--- GIVEN DATA ---
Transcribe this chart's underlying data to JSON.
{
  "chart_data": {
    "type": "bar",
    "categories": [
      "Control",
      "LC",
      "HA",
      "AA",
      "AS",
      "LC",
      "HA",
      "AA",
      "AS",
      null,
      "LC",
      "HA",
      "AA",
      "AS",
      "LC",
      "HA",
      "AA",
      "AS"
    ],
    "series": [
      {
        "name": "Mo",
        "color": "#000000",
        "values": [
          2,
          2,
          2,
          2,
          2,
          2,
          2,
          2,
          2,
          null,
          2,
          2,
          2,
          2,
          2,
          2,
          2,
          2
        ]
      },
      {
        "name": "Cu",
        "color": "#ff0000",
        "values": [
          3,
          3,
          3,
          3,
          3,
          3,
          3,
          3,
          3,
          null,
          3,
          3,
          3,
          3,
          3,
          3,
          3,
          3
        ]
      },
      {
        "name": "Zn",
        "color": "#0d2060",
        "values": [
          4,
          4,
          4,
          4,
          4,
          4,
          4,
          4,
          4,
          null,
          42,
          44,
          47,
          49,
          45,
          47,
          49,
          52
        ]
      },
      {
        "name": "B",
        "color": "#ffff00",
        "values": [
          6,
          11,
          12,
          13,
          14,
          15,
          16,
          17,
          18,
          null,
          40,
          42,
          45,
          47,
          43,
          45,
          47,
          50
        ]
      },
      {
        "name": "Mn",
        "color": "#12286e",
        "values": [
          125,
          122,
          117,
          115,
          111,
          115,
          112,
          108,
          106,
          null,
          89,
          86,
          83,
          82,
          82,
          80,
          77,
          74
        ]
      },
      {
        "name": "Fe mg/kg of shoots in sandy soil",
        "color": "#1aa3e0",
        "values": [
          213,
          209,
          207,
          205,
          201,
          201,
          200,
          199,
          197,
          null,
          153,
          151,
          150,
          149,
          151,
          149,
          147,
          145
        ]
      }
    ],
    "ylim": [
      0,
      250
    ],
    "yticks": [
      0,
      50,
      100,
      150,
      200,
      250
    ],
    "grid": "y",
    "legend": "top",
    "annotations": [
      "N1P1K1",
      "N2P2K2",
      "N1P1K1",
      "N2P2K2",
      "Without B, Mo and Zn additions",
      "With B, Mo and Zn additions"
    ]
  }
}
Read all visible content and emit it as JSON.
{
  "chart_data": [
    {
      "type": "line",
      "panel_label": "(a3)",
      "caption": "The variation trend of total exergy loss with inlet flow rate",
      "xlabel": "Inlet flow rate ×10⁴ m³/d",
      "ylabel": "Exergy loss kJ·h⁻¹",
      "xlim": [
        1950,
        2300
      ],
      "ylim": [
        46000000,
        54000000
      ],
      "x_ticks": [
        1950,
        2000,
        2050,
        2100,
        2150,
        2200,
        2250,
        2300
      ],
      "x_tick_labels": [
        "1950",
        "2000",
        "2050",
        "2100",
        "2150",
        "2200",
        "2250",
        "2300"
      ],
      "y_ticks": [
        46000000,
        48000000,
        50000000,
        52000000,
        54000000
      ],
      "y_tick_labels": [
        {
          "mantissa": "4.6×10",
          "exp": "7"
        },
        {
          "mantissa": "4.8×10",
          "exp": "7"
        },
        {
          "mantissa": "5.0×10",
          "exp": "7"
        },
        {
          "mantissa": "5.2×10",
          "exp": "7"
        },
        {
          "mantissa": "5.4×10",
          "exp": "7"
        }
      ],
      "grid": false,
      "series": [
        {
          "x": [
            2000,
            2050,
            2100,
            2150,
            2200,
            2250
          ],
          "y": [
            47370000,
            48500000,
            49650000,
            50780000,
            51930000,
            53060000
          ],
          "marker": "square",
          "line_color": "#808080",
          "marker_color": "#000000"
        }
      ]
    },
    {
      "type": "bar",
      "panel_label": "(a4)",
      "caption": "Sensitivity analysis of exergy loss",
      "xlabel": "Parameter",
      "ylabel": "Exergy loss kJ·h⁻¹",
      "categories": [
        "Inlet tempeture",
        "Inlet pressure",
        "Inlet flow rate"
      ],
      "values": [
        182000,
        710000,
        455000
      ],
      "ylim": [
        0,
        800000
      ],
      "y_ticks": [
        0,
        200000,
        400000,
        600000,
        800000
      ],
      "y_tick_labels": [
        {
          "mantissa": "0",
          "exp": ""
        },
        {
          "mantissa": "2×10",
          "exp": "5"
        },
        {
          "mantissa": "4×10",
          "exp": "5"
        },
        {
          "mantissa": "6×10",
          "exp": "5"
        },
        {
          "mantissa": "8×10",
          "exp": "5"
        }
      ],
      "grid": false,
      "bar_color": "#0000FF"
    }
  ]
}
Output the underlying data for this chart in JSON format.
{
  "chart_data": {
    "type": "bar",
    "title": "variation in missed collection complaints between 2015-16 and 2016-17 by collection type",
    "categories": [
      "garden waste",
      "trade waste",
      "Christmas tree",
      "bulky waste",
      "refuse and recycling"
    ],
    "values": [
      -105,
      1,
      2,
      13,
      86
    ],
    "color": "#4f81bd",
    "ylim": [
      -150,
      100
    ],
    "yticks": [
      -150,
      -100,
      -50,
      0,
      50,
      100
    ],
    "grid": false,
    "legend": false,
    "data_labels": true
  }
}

--- WHAT IS ASKED ---
Give all the records again. Match them exactly.

--- TASK RESPONSE ---
Transcribe this chart's underlying data to JSON.
{
  "chart_data": {
    "type": "bar",
    "categories": [
      "Control",
      "LC",
      "HA",
      "AA",
      "AS",
      "LC",
      "HA",
      "AA",
      "AS",
      null,
      "LC",
      "HA",
      "AA",
      "AS",
      "LC",
      "HA",
      "AA",
      "AS"
    ],
    "series": [
      {
        "name": "Mo",
        "color": "#000000",
        "values": [
          2,
          2,
          2,
          2,
          2,
          2,
          2,
          2,
          2,
          null,
          2,
          2,
          2,
          2,
          2,
          2,
          2,
          2
        ]
      },
      {
        "name": "Cu",
        "color": "#ff0000",
        "values": [
          3,
          3,
          3,
          3,
          3,
          3,
          3,
          3,
          3,
          null,
          3,
          3,
          3,
          3,
          3,
          3,
          3,
          3
        ]
      },
      {
        "name": "Zn",
        "color": "#0d2060",
        "values": [
          4,
          4,
          4,
          4,
          4,
          4,
          4,
          4,
          4,
          null,
          42,
          44,
          47,
          49,
          45,
          47,
          49,
          52
        ]
      },
      {
        "name": "B",
        "color": "#ffff00",
        "values": [
          6,
          11,
          12,
          13,
          14,
          15,
          16,
          17,
          18,
          null,
          40,
          42,
          45,
          47,
          43,
          45,
          47,
          50
        ]
      },
      {
        "name": "Mn",
        "color": "#12286e",
        "values": [
          125,
          122,
          117,
          115,
          111,
          115,
          112,
          108,
          106,
          null,
          89,
          86,
          83,
          82,
          82,
          80,
          77,
          74
        ]
      },
      {
        "name": "Fe mg/kg of shoots in sandy soil",
        "color": "#1aa3e0",
        "values": [
          213,
          209,
          207,
          205,
          201,
          201,
          200,
          199,
          197,
          null,
          153,
          151,
          150,
          149,
          151,
          149,
          147,
          145
        ]
      }
    ],
    "ylim": [
      0,
      250
    ],
    "yticks": [
      0,
      50,
      100,
      150,
      200,
      250
    ],
    "grid": "y",
    "legend": "top",
    "annotations": [
      "N1P1K1",
      "N2P2K2",
      "N1P1K1",
      "N2P2K2",
      "Without B, Mo and Zn additions",
      "With B, Mo and Zn additions"
    ]
  }
}
Read all visible content and emit it as JSON.
{
  "chart_data": [
    {
      "type": "line",
      "panel_label": "(a3)",
      "caption": "The variation trend of total exergy loss with inlet flow rate",
      "xlabel": "Inlet flow rate ×10⁴ m³/d",
      "ylabel": "Exergy loss kJ·h⁻¹",
      "xlim": [
        1950,
        2300
      ],
      "ylim": [
        46000000,
        54000000
      ],
      "x_ticks": [
        1950,
        2000,
        2050,
        2100,
        2150,
        2200,
        2250,
        2300
      ],
      "x_tick_labels": [
        "1950",
        "2000",
        "2050",
        "2100",
        "2150",
        "2200",
        "2250",
        "2300"
      ],
      "y_ticks": [
        46000000,
        48000000,
        50000000,
        52000000,
        54000000
      ],
      "y_tick_labels": [
        {
          "mantissa": "4.6×10",
          "exp": "7"
        },
        {
          "mantissa": "4.8×10",
          "exp": "7"
        },
        {
          "mantissa": "5.0×10",
          "exp": "7"
        },
        {
          "mantissa": "5.2×10",
          "exp": "7"
        },
        {
          "mantissa": "5.4×10",
          "exp": "7"
        }
      ],
      "grid": false,
      "series": [
        {
          "x": [
            2000,
            2050,
            2100,
            2150,
            2200,
            2250
          ],
          "y": [
            47370000,
            48500000,
            49650000,
            50780000,
            51930000,
            53060000
          ],
          "marker": "square",
          "line_color": "#808080",
          "marker_color": "#000000"
        }
      ]
    },
    {
      "type": "bar",
      "panel_label": "(a4)",
      "caption": "Sensitivity analysis of exergy loss",
      "xlabel": "Parameter",
      "ylabel": "Exergy loss kJ·h⁻¹",
      "categories": [
        "Inlet tempeture",
        "Inlet pressure",
        "Inlet flow rate"
      ],
      "values": [
        182000,
        710000,
        455000
      ],
      "ylim": [
        0,
        800000
      ],
      "y_ticks": [
        0,
        200000,
        400000,
        600000,
        800000
      ],
      "y_tick_labels": [
        {
          "mantissa": "0",
          "exp": ""
        },
        {
          "mantissa": "2×10",
          "exp": "5"
        },
        {
          "mantissa": "4×10",
          "exp": "5"
        },
        {
          "mantissa": "6×10",
          "exp": "5"
        },
        {
          "mantissa": "8×10",
          "exp": "5"
        }
      ],
      "grid": false,
      "bar_color": "#0000FF"
    }
  ]
}
Output the underlying data for this chart in JSON format.
{
  "chart_data": {
    "type": "bar",
    "title": "variation in missed collection complaints between 2015-16 and 2016-17 by collection type",
    "categories": [
      "garden waste",
      "trade waste",
      "Christmas tree",
      "bulky waste",
      "refuse and recycling"
    ],
    "values": [
      -105,
      1,
      2,
      13,
      86
    ],
    "color": "#4f81bd",
    "ylim": [
      -150,
      100
    ],
    "yticks": [
      -150,
      -100,
      -50,
      0,
      50,
      100
    ],
    "grid": false,
    "legend": false,
    "data_labels": true
  }
}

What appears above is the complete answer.